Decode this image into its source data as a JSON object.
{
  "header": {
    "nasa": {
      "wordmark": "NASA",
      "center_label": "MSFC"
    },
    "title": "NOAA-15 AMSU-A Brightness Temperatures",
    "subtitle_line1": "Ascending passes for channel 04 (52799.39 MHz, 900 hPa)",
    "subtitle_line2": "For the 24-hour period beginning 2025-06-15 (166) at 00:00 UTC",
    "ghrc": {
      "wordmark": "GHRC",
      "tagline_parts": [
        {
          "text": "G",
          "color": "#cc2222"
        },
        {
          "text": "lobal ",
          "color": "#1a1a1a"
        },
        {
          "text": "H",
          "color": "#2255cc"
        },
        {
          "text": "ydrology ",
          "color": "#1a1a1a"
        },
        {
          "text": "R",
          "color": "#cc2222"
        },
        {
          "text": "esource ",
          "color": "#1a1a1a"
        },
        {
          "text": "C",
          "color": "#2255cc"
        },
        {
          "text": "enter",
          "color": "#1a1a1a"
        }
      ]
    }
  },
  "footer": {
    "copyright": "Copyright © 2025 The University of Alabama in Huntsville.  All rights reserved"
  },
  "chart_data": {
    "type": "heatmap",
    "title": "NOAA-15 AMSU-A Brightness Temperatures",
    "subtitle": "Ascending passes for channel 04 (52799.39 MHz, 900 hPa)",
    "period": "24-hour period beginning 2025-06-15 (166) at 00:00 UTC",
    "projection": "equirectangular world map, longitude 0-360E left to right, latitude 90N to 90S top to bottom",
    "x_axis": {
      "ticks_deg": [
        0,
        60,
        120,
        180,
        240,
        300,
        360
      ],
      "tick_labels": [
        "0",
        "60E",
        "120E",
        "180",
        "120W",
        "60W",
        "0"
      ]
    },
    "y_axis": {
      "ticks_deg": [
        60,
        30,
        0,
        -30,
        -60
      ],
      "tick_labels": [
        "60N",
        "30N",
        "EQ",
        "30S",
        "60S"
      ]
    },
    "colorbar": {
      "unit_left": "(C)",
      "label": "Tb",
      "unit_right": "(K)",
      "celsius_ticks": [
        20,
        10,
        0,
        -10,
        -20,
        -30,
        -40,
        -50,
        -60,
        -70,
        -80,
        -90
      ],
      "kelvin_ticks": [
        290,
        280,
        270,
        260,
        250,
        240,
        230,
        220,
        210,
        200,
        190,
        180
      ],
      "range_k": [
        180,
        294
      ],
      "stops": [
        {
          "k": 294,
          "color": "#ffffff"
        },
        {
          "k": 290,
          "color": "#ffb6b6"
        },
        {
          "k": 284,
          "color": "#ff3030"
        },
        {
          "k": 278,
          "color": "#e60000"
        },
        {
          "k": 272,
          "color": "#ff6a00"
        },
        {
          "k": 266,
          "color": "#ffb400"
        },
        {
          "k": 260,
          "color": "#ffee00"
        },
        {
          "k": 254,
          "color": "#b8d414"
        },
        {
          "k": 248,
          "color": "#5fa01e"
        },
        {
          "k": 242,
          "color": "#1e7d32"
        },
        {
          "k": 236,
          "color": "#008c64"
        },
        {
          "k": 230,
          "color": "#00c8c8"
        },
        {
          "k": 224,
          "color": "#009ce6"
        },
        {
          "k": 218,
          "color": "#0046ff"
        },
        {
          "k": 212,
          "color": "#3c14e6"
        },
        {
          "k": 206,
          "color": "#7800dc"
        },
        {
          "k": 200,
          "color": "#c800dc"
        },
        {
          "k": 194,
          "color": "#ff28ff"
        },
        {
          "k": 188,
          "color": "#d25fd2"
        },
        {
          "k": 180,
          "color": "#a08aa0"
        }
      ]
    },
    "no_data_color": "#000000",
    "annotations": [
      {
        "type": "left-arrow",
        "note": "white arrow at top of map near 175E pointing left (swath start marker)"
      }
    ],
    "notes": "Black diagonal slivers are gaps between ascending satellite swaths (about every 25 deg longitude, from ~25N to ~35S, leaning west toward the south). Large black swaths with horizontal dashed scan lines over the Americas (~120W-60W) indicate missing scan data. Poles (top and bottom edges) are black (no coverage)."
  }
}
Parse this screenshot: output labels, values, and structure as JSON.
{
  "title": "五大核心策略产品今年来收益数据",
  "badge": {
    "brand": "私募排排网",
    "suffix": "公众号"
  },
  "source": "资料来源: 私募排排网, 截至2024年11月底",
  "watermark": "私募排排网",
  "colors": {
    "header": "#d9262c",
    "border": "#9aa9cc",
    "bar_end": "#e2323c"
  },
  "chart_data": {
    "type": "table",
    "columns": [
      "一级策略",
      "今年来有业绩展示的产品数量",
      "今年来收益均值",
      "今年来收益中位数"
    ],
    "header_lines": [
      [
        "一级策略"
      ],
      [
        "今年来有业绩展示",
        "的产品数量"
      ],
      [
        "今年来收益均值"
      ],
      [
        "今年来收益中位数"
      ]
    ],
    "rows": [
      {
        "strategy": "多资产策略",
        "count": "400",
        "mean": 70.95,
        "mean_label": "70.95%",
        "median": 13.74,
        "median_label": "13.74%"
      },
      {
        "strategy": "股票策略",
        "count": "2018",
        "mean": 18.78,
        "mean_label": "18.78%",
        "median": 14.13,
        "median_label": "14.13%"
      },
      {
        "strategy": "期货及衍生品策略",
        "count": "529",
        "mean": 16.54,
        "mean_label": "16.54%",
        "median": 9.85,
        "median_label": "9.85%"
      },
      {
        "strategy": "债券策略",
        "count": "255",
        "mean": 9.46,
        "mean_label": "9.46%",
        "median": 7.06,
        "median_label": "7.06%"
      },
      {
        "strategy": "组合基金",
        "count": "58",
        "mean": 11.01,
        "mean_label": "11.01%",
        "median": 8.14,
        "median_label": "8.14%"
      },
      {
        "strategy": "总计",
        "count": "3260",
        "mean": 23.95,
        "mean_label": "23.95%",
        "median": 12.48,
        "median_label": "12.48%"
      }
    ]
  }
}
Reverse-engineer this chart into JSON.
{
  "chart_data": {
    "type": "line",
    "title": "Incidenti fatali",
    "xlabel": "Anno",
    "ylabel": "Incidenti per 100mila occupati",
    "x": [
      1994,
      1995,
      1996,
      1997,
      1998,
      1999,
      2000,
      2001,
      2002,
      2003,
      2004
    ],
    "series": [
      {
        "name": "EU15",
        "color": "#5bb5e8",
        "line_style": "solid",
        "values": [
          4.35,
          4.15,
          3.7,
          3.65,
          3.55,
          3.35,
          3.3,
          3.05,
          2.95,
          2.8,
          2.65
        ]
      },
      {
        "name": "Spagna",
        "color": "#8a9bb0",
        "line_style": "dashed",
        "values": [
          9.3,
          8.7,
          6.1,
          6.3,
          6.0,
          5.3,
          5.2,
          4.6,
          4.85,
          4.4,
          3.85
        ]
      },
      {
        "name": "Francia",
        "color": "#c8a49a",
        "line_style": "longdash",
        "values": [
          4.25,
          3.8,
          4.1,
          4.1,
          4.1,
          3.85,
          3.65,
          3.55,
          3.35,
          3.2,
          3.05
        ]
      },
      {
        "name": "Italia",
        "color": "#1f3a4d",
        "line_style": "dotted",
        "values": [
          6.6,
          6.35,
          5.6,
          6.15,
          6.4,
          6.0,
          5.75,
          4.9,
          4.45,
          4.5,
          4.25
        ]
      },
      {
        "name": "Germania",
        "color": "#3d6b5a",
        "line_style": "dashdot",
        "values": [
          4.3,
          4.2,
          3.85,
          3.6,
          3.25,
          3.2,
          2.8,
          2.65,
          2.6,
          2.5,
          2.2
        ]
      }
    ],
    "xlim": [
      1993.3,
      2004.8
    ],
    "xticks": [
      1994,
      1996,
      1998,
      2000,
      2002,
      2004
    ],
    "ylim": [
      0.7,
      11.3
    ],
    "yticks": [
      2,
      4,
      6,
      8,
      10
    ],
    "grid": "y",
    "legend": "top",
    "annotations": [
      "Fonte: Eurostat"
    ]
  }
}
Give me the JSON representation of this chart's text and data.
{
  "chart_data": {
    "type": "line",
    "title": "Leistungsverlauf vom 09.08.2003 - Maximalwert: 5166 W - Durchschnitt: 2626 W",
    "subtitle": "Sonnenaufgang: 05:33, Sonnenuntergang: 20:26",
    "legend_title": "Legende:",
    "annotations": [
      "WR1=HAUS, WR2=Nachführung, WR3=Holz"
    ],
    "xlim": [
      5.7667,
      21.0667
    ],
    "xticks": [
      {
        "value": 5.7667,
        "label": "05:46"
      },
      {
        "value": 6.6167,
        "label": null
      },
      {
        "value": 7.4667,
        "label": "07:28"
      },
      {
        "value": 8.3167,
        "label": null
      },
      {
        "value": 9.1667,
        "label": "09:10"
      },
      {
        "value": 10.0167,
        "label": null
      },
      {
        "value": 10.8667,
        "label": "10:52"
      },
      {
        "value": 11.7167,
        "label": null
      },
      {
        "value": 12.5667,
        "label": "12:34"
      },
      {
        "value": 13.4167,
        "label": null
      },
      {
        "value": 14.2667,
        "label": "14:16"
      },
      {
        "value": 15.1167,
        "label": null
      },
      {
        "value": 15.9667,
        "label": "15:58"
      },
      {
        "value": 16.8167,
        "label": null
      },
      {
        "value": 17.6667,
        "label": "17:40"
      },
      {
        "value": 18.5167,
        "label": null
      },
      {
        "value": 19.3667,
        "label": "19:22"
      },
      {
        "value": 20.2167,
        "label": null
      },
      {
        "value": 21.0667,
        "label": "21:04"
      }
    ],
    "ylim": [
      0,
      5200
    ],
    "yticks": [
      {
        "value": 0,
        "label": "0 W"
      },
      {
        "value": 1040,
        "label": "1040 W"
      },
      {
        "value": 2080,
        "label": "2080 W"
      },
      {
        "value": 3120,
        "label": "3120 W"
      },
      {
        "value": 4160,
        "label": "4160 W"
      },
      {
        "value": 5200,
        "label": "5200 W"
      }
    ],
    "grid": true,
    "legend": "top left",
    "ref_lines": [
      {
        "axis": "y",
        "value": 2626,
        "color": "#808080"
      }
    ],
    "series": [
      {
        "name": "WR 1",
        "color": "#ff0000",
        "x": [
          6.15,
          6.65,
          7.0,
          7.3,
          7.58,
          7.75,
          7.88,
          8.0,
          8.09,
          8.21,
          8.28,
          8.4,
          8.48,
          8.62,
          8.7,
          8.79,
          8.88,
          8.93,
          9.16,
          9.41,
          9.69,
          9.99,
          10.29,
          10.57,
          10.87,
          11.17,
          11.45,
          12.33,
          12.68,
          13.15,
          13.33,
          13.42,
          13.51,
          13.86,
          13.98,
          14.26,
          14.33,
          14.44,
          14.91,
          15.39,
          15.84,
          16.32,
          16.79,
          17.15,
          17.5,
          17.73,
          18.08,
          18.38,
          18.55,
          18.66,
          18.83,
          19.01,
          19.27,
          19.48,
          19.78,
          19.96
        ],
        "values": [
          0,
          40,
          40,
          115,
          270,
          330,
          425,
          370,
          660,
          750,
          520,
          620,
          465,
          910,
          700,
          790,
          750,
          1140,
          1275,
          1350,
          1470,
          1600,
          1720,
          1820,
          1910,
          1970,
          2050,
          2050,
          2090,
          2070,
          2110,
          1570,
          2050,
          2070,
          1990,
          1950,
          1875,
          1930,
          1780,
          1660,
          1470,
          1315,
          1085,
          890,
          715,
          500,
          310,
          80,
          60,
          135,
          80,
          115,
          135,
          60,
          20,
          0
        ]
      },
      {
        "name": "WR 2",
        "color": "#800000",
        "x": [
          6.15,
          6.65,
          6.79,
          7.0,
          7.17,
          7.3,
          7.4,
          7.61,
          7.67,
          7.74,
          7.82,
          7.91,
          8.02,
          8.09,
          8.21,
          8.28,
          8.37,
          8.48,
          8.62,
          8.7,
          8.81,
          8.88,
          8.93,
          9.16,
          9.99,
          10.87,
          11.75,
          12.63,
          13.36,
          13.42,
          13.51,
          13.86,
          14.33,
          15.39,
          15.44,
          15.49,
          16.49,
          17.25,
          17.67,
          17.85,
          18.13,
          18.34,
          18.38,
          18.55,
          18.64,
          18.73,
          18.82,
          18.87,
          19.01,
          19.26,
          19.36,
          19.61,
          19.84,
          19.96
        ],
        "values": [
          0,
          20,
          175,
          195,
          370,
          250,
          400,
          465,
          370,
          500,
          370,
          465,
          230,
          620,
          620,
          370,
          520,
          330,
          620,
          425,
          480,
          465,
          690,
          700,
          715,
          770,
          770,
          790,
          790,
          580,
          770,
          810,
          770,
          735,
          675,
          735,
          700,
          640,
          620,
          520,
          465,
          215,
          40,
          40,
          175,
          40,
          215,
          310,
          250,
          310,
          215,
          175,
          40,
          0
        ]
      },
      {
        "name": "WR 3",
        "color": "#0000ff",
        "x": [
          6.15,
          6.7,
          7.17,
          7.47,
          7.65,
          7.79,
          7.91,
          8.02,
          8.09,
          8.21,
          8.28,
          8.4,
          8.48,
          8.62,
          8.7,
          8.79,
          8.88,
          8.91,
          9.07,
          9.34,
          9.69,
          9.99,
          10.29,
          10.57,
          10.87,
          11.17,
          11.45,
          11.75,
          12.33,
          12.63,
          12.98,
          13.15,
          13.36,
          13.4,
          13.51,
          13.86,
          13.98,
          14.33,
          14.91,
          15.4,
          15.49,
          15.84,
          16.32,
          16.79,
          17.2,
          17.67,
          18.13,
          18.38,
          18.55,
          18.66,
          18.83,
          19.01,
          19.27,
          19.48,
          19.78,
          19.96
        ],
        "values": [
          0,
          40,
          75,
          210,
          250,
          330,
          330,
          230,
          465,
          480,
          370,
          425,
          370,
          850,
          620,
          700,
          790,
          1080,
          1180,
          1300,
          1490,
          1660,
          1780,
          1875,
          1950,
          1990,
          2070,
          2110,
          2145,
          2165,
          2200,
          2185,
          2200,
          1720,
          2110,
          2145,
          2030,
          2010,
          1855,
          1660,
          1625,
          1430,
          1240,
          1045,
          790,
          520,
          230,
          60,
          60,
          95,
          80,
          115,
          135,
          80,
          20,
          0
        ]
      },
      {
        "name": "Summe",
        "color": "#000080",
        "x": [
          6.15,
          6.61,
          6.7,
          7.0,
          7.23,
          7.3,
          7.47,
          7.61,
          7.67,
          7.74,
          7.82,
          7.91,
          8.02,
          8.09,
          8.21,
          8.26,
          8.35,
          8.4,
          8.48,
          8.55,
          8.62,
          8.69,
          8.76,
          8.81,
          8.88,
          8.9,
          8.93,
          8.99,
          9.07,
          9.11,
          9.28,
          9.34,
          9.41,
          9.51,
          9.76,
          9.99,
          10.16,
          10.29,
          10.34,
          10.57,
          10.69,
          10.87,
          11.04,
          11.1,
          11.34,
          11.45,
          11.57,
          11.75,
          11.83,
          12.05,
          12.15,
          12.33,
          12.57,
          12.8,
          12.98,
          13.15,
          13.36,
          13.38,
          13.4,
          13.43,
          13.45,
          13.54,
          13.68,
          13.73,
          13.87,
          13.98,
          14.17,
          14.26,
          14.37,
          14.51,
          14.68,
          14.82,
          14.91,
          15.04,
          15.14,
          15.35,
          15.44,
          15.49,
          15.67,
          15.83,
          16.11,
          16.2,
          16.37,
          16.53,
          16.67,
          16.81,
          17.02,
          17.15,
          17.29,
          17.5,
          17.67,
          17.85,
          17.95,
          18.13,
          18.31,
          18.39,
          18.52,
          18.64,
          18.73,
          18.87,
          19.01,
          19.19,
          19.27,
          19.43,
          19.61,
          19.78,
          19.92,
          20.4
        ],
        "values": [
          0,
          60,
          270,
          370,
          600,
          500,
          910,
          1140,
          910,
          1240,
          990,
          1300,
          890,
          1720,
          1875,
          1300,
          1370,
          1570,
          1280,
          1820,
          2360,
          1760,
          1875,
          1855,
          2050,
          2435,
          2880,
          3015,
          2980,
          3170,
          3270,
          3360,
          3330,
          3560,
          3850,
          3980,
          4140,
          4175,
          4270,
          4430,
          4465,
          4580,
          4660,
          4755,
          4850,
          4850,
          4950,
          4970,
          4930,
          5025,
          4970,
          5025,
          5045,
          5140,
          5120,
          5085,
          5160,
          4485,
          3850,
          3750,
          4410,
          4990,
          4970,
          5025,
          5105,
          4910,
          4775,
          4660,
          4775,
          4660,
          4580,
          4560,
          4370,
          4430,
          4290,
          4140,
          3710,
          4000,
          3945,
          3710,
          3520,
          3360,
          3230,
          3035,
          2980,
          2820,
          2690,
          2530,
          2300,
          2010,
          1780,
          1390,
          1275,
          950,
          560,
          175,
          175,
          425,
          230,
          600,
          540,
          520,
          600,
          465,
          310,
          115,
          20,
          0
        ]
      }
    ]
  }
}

## Instructions to follow:
Copy out all lines where the word "longitude" appears.

## Result of this task:
    "projection": "equirectangular world map, longitude 0-360E left to right, latitude 90N to 90S top to bottom",
    "notes": "Black diagonal slivers are gaps between ascending satellite swaths (about every 25 deg longitude, from ~25N to ~35S, leaning west toward the south). Large black swaths with horizontal dashed scan lines over the Americas (~120W-60W) indicate missing scan data. Poles (top and bottom edges) are black (no coverage)."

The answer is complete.